[start Dataset content]

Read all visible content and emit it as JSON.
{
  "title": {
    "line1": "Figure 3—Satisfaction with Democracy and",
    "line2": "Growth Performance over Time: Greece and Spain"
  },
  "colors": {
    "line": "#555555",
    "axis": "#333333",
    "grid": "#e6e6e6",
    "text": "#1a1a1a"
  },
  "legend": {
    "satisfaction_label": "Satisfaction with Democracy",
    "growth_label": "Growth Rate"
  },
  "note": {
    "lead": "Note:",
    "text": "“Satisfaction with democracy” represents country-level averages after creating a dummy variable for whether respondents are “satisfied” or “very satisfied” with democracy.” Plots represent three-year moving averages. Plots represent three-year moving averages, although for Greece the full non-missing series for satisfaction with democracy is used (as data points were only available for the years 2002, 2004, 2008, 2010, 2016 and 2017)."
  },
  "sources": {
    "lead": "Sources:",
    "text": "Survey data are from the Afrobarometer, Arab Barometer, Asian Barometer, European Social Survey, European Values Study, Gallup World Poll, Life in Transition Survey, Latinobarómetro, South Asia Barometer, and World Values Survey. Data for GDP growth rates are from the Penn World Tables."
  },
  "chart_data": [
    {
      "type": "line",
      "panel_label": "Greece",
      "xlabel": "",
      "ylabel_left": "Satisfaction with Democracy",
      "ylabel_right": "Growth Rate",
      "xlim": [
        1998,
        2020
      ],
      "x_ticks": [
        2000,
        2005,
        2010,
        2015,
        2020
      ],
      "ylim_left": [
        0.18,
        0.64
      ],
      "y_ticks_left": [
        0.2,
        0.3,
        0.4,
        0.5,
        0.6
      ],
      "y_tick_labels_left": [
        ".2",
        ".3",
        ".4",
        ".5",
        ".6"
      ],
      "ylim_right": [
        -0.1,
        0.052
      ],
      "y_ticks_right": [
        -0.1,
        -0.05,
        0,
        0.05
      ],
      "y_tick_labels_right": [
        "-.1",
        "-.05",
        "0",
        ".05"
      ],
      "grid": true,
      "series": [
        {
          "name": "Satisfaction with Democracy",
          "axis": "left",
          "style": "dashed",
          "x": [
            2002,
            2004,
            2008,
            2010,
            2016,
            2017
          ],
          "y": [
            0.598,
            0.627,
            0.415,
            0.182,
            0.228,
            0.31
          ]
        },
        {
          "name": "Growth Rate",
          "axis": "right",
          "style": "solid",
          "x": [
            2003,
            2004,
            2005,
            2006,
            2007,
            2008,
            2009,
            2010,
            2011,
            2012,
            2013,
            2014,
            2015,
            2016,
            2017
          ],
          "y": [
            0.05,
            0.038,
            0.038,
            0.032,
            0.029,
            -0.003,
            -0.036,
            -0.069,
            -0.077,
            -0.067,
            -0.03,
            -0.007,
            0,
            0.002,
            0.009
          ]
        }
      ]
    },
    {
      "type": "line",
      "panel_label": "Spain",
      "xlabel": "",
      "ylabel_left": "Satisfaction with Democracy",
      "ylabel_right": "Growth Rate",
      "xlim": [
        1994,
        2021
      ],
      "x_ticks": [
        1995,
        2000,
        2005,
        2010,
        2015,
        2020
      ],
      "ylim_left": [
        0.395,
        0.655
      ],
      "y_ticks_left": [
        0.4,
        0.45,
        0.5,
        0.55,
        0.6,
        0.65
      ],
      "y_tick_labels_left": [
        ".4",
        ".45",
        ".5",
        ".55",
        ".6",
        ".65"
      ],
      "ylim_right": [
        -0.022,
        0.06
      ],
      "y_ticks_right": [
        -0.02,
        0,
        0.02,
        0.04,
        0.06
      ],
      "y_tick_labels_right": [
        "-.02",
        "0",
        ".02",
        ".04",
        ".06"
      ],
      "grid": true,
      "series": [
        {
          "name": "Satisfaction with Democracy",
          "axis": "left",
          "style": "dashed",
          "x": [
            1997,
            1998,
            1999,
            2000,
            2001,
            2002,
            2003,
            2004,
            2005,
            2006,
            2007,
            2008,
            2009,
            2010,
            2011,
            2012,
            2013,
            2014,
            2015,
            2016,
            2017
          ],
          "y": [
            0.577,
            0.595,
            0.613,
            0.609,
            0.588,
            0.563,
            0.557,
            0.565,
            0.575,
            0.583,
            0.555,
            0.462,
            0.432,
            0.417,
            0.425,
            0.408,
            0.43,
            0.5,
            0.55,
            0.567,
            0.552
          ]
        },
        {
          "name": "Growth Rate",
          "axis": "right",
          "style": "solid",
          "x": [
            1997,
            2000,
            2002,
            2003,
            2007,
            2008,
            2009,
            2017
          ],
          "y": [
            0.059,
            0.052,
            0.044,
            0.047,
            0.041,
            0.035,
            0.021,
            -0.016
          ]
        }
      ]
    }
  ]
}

[end Dataset content]

# To be done:
For each line of the entries that includes "with", show that line.

# Response:
    "line1": "Figure 3—Satisfaction with Democracy and",
    "satisfaction_label": "Satisfaction with Democracy",
    "text": "“Satisfaction with democracy” represents country-level averages after creating a dummy variable for whether respondents are “satisfied” or “very satisfied” with democracy.” Plots represent three-year moving averages. Plots represent three-year moving averages, although for Greece the full non-missing series for satisfaction with democracy is used (as data points were only available for the years 2002, 2004, 2008, 2010, 2016 and 2017)."
      "ylabel_left": "Satisfaction with Democracy",
          "name": "Satisfaction with Democracy",
      "ylabel_left": "Satisfaction with Democracy",
          "name": "Satisfaction with Democracy",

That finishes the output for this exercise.